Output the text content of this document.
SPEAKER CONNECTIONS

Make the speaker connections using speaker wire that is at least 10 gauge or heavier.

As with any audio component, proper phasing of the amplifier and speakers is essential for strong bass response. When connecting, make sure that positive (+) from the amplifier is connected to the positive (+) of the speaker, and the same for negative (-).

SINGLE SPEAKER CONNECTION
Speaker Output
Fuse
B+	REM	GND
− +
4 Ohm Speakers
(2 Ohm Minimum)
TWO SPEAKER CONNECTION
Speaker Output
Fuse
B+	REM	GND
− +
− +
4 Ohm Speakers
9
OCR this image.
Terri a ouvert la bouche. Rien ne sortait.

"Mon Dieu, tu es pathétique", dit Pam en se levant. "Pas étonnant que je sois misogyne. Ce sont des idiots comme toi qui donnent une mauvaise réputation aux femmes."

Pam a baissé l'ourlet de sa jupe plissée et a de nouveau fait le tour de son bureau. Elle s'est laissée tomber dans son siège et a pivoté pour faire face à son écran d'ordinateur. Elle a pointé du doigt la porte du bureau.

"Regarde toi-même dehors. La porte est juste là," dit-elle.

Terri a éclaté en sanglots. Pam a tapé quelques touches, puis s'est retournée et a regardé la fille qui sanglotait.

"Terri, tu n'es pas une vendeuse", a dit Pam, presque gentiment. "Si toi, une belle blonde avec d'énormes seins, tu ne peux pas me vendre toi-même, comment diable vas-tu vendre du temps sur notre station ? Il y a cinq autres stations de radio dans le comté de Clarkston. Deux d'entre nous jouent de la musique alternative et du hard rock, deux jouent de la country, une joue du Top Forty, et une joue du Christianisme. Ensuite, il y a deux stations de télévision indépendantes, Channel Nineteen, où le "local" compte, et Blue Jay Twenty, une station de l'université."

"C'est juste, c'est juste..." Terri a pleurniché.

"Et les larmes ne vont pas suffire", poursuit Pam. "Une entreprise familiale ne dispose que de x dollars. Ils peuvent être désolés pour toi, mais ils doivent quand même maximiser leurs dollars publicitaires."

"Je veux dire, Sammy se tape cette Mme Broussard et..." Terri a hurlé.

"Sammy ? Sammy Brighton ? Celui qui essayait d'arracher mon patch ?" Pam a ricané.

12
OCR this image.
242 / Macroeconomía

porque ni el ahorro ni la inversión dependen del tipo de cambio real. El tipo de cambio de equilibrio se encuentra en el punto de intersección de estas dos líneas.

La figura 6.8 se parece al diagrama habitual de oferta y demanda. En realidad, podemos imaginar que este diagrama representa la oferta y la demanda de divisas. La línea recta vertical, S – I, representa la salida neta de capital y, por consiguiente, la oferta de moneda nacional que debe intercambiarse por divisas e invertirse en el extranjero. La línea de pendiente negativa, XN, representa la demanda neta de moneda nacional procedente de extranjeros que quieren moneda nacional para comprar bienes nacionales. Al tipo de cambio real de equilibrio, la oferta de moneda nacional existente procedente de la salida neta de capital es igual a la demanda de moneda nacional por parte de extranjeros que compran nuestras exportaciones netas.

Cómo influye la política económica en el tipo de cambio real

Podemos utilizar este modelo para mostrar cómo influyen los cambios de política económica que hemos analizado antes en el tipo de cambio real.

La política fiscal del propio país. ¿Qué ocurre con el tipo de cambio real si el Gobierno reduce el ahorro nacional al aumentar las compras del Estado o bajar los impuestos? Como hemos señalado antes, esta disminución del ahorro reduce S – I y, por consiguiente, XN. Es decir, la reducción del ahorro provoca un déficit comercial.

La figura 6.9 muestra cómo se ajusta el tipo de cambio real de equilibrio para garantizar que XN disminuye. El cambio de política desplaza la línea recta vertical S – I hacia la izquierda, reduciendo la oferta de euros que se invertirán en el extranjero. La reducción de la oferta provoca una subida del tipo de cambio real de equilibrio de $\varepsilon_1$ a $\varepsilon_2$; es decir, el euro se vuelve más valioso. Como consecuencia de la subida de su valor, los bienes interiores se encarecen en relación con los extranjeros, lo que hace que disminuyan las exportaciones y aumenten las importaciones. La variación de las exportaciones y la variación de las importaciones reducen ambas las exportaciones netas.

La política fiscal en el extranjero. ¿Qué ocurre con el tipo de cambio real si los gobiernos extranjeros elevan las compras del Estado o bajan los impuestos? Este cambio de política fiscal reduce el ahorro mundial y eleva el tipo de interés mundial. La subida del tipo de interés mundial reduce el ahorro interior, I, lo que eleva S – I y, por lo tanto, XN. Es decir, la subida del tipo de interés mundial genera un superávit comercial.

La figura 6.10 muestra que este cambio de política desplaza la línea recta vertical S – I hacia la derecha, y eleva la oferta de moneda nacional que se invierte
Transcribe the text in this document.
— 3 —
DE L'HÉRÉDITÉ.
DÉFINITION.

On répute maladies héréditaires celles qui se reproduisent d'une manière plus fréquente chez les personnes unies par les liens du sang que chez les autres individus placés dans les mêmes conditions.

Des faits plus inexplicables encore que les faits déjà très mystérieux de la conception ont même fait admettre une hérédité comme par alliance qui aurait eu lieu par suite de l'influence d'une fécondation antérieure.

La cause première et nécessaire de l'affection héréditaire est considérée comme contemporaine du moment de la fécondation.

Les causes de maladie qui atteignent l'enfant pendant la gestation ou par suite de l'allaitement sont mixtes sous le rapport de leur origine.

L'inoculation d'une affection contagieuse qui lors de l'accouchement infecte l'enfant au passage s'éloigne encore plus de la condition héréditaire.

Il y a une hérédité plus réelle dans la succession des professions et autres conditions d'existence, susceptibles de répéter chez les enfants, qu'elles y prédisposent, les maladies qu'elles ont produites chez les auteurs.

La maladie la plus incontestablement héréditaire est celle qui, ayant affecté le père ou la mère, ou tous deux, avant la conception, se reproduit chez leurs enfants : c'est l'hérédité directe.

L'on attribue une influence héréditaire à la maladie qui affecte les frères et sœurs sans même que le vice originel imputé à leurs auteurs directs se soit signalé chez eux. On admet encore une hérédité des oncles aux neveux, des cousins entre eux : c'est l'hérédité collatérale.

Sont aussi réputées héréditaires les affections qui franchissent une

WHAT YOU WILL DO: Every line in the data that holds "this" should be copied out.

FINISHED ANSWER:
Output the text content of this document.
OCR this image.
OCR this image.
Transcribe the text in this document.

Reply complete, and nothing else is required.